## Start INFORMATION GIVEN
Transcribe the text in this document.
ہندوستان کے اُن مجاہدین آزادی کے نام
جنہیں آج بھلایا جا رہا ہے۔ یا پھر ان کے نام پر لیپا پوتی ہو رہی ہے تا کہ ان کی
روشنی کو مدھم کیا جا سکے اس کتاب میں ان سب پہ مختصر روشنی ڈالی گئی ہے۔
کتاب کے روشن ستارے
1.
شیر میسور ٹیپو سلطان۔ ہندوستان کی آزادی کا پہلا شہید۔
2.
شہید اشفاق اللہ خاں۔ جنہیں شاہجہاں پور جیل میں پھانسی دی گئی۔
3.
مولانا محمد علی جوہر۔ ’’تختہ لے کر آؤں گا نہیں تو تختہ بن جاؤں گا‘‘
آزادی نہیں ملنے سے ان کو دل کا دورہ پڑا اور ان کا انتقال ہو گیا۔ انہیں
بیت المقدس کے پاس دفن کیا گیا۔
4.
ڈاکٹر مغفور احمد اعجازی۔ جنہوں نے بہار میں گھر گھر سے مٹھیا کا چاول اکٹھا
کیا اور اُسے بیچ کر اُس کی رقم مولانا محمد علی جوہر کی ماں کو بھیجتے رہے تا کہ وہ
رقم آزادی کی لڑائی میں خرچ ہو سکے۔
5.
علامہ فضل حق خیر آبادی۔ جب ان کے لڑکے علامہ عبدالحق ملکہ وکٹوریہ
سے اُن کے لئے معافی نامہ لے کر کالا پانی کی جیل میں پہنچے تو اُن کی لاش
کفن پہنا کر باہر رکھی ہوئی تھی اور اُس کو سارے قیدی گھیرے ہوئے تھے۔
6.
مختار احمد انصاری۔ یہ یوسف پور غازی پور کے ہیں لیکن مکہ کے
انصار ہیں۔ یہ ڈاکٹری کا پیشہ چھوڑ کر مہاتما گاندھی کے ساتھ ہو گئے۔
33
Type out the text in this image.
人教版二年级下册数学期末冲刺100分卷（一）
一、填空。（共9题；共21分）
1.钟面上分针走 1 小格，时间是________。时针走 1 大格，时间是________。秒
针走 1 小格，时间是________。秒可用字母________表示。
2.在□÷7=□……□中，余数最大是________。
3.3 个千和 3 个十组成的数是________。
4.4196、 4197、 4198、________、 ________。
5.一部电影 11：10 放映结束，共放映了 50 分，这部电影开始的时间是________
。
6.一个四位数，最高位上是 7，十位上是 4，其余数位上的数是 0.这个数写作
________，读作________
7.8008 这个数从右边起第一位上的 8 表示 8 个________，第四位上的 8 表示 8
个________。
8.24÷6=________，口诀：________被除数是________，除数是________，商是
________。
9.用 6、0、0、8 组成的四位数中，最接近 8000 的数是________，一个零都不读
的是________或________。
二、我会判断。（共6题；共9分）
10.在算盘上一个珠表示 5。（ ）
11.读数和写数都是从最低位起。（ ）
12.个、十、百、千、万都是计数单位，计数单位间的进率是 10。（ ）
## End INFORMATION GIVEN
- **SET TASK**
Your task is to reproduce, exactly and exclusively, the lines from the one holding "Type out the text in this image." through the final line of the listing.

- **FINISHED EXERCISE**
Type out the text in this image.
人教版二年级下册数学期末冲刺100分卷（一）
一、填空。（共9题；共21分）
1.钟面上分针走 1 小格，时间是________。时针走 1 大格，时间是________。秒
针走 1 小格，时间是________。秒可用字母________表示。
2.在□÷7=□……□中，余数最大是________。
3.3 个千和 3 个十组成的数是________。
4.4196、 4197、 4198、________、 ________。
5.一部电影 11：10 放映结束，共放映了 50 分，这部电影开始的时间是________
。
6.一个四位数，最高位上是 7，十位上是 4，其余数位上的数是 0.这个数写作
________，读作________
7.8008 这个数从右边起第一位上的 8 表示 8 个________，第四位上的 8 表示 8
个________。
8.24÷6=________，口诀：________被除数是________，除数是________，商是
________。
9.用 6、0、0、8 组成的四位数中，最接近 8000 的数是________，一个零都不读
的是________或________。
二、我会判断。（共6题；共9分）
10.在算盘上一个珠表示 5。（ ）
11.读数和写数都是从最低位起。（ ）
12.个、十、百、千、万都是计数单位，计数单位间的进率是 10。（ ）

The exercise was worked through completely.